## GIVEN REQUEST
Gather from the listing below each line that includes the word "CIRCUITRY", and copy it.

## INPUT DATA
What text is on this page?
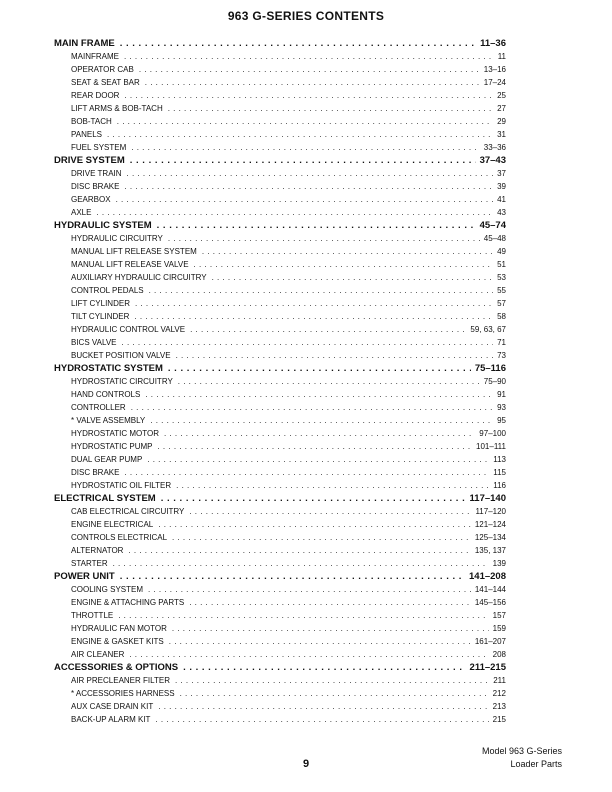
963 G-SERIES CONTENTS
MAIN FRAME . . .	11–36
MAINFRAME . . .	11
OPERATOR CAB . . .	13–16
SEAT & SEAT BAR . . .	17–24
REAR DOOR . . .	25
LIFT ARMS & BOB-TACH . . .	27
BOB-TACH . . .	29
PANELS . . .	31
FUEL SYSTEM . . .	33–36
DRIVE SYSTEM . . .	37–43
DRIVE TRAIN . . .	37
DISC BRAKE . . .	39
GEARBOX . . .	41
AXLE . . .	43
HYDRAULIC SYSTEM . . .	45–74
HYDRAULIC CIRCUITRY . . .	45–48
MANUAL LIFT RELEASE SYSTEM . . .	49
MANUAL LIFT RELEASE VALVE . . .	51
AUXILIARY HYDRAULIC CIRCUITRY . . .	53
CONTROL PEDALS . . .	55
LIFT CYLINDER . . .	57
TILT CYLINDER . . .	58
HYDRAULIC CONTROL VALVE . . .	59, 63, 67
BICS VALVE . . .	71
BUCKET POSITION VALVE . . .	73
HYDROSTATIC SYSTEM . . .	75–116
HYDROSTATIC CIRCUITRY . . .	75–90
HAND CONTROLS . . .	91
CONTROLLER . . .	93
* VALVE ASSEMBLY . . .	95
HYDROSTATIC MOTOR . . .	97–100
HYDROSTATIC PUMP . . .	101–111
DUAL GEAR PUMP . . .	113
DISC BRAKE . . .	115
HYDROSTATIC OIL FILTER . . .	116
ELECTRICAL SYSTEM . . .	117–140
CAB ELECTRICAL CIRCUITRY . . .	117–120
ENGINE ELECTRICAL . . .	121–124
CONTROLS ELECTRICAL . . .	125–134
ALTERNATOR . . .	135, 137
STARTER . . .	139
POWER UNIT . . .	141–208
COOLING SYSTEM . . .	141–144
ENGINE & ATTACHING PARTS . . .	145–156
THROTTLE . . .	157
HYDRAULIC FAN MOTOR . . .	159
ENGINE & GASKET KITS . . .	161–207
AIR CLEANER . . .	208
ACCESSORIES & OPTIONS . . .	211–215
AIR PRECLEANER FILTER . . .	211
* ACCESSORIES HARNESS . . .	212
AUX CASE DRAIN KIT . . .	213
BACK-UP ALARM KIT . . .	215
Model 963 G-Series
Loader Parts
9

## SOLUTION FOR THIS TASK
HYDRAULIC CIRCUITRY . . .	45–48
AUXILIARY HYDRAULIC CIRCUITRY . . .	53
HYDROSTATIC CIRCUITRY . . .	75–90
CAB ELECTRICAL CIRCUITRY . . .	117–120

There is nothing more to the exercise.